Entries with figure data:

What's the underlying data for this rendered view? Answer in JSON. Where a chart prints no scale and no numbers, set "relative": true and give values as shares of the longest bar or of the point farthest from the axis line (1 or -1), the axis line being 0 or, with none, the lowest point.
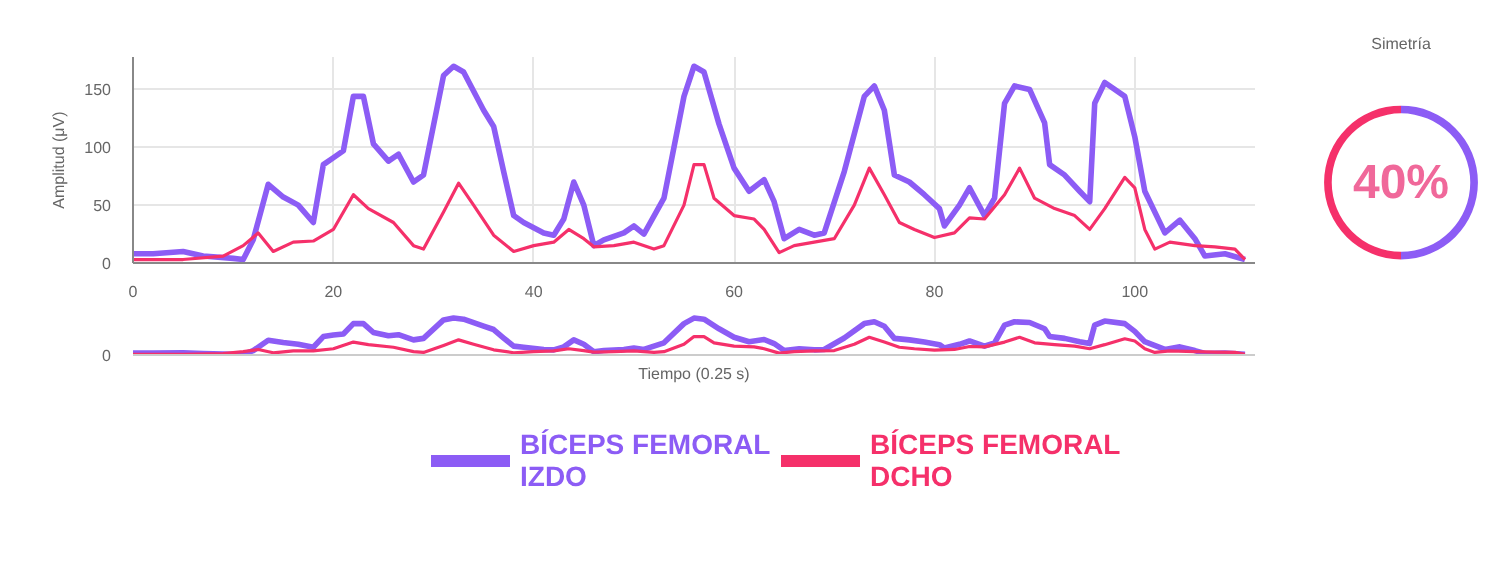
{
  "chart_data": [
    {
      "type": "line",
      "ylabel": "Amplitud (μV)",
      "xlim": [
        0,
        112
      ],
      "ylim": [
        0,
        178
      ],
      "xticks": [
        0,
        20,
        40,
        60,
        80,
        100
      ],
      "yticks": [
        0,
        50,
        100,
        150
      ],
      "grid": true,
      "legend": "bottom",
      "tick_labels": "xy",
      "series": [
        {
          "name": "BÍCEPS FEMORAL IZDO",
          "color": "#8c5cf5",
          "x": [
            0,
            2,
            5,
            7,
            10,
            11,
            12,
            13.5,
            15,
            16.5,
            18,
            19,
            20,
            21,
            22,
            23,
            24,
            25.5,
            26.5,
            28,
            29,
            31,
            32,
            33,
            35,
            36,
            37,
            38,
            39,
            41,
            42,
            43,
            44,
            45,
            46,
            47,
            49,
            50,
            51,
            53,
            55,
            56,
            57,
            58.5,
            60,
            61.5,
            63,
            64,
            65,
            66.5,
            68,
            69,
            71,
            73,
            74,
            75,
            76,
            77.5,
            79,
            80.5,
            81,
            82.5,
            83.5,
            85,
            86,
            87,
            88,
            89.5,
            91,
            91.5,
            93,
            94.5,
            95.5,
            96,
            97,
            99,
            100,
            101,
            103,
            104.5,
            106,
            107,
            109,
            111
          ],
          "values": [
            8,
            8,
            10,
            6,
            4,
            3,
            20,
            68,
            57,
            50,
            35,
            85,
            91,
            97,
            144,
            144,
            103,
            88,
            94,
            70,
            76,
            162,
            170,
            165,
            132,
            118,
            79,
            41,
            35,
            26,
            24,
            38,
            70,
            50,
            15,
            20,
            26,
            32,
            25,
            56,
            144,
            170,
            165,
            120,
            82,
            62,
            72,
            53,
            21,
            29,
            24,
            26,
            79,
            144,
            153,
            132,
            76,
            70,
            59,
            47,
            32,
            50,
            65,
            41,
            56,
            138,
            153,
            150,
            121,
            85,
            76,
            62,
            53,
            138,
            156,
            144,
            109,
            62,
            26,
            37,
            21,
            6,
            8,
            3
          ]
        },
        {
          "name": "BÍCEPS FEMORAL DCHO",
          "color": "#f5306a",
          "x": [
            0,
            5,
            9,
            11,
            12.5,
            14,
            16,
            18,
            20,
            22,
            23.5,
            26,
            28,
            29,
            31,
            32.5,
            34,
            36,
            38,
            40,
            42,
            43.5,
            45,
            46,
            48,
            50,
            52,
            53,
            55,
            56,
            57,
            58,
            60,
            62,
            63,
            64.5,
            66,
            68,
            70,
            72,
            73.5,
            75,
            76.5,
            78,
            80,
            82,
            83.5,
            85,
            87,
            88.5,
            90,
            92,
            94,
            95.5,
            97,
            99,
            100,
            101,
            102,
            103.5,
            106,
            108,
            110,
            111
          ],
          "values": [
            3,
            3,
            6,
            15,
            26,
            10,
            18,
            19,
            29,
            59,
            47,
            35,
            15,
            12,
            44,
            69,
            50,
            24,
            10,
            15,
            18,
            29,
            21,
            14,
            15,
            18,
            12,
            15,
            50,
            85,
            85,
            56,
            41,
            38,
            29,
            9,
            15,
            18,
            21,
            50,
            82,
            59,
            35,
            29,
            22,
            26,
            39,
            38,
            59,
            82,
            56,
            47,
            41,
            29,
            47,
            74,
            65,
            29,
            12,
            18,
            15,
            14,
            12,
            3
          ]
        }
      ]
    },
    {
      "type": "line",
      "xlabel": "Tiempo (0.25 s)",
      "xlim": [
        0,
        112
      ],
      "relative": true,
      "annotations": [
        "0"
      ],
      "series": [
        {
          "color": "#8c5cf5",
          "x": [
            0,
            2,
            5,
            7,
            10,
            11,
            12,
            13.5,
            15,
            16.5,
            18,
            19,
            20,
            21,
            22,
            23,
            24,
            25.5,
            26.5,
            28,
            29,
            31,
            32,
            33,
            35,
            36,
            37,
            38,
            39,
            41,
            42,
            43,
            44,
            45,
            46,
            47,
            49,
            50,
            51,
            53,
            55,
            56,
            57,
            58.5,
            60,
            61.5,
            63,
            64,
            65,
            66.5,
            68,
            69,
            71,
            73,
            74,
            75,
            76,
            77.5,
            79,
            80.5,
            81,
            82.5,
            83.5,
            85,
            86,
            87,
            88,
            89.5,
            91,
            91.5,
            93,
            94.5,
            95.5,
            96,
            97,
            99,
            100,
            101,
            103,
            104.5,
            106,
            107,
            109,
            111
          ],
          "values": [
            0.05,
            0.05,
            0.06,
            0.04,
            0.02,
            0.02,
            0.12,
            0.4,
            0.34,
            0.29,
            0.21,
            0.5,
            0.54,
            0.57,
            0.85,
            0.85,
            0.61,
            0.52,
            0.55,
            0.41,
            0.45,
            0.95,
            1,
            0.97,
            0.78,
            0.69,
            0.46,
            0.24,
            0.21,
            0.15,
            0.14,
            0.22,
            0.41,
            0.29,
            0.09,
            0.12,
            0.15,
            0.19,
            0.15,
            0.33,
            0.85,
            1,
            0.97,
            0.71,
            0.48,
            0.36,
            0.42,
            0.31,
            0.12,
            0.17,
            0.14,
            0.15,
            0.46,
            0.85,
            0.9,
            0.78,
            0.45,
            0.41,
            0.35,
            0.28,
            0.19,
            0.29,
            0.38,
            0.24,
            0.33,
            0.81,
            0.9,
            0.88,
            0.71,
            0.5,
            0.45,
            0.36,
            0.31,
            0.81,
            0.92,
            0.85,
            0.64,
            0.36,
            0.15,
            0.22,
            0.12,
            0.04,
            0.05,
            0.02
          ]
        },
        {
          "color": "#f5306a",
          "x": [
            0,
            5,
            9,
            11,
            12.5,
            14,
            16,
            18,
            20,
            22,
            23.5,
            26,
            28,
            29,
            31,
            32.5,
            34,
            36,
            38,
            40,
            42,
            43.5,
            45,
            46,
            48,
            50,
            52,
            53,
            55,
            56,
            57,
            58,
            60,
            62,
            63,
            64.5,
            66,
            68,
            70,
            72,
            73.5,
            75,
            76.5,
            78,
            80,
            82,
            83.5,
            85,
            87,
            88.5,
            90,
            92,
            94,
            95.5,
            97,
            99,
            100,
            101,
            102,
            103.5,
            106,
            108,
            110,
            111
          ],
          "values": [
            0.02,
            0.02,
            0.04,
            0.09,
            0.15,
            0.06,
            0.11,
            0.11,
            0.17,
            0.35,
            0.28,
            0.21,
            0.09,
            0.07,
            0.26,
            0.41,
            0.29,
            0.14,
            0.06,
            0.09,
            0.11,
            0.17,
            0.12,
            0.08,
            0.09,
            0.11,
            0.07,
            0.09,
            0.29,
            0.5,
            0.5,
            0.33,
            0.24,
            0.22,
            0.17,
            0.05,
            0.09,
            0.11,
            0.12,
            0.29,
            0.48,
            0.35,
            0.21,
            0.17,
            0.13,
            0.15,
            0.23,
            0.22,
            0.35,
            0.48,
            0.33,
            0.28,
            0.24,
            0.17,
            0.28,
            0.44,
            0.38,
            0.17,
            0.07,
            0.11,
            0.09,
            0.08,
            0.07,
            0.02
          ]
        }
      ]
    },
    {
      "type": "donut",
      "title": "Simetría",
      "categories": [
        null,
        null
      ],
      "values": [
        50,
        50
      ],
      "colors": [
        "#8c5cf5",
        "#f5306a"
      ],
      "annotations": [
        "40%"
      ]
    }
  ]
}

* * *

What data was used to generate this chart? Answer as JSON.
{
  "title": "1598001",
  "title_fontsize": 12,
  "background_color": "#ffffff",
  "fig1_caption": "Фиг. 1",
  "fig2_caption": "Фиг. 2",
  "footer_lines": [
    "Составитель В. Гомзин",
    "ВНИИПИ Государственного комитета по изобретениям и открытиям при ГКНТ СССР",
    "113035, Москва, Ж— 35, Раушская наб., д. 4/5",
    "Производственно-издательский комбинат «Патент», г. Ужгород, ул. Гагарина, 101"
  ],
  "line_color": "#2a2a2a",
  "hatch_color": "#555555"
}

---

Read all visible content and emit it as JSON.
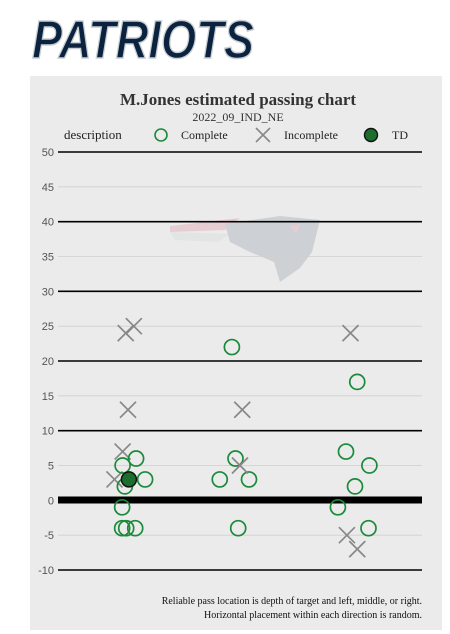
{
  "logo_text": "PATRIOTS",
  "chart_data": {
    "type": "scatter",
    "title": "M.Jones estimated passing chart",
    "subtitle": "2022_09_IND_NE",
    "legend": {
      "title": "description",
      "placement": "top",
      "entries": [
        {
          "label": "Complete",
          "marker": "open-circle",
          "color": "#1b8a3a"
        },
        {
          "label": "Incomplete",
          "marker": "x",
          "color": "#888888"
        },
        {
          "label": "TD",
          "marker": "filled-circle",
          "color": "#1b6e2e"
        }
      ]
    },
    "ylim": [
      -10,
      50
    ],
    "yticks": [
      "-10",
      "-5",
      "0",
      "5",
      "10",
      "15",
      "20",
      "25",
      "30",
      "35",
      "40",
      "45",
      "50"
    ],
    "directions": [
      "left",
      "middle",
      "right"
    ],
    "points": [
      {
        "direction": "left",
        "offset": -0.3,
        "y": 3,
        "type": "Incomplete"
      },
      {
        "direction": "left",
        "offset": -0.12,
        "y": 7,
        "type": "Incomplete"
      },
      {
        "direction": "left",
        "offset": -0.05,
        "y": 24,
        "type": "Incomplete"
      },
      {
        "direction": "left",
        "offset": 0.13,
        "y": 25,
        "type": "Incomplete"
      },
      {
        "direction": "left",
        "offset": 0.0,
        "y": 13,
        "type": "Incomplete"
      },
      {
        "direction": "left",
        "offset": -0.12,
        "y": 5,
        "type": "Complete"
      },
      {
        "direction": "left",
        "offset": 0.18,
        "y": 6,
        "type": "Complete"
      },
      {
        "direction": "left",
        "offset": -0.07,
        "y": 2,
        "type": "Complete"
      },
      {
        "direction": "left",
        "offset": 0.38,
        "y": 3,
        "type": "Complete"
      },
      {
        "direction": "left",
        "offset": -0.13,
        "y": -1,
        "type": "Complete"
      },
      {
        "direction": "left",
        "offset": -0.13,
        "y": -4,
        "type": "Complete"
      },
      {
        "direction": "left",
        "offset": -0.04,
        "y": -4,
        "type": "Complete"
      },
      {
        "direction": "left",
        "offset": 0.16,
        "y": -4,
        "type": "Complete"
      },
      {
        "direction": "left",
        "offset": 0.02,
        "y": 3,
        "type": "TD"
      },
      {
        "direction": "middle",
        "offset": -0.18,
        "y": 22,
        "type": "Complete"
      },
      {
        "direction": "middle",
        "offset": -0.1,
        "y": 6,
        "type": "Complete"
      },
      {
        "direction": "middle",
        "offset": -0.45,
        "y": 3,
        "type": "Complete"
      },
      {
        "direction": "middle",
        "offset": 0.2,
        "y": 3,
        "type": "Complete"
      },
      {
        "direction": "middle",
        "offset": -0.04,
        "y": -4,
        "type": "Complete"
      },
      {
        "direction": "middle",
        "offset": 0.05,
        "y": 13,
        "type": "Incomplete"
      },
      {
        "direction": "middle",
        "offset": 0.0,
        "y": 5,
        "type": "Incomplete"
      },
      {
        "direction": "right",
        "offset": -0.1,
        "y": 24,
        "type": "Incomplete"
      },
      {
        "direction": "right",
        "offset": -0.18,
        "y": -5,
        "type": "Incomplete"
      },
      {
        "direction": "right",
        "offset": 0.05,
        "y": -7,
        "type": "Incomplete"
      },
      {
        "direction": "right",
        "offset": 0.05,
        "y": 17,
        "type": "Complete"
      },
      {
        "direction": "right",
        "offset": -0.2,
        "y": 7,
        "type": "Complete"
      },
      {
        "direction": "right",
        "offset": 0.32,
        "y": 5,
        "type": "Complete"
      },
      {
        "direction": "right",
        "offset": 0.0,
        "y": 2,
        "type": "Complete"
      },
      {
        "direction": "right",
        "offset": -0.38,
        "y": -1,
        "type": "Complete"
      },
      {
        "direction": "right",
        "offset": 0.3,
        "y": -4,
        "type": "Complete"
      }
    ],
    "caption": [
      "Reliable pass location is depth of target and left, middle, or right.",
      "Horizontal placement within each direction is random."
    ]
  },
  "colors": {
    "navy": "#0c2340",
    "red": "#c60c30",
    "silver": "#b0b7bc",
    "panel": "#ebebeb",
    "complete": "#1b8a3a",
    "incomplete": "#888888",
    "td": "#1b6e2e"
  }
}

• _GOAL OF THE EXERCISE_:
Identify each line containing the string "BÍCEPS" and copy it out.

• _COMPLETE OUTPUT_:
          "name": "BÍCEPS FEMORAL IZDO",
          "name": "BÍCEPS FEMORAL DCHO",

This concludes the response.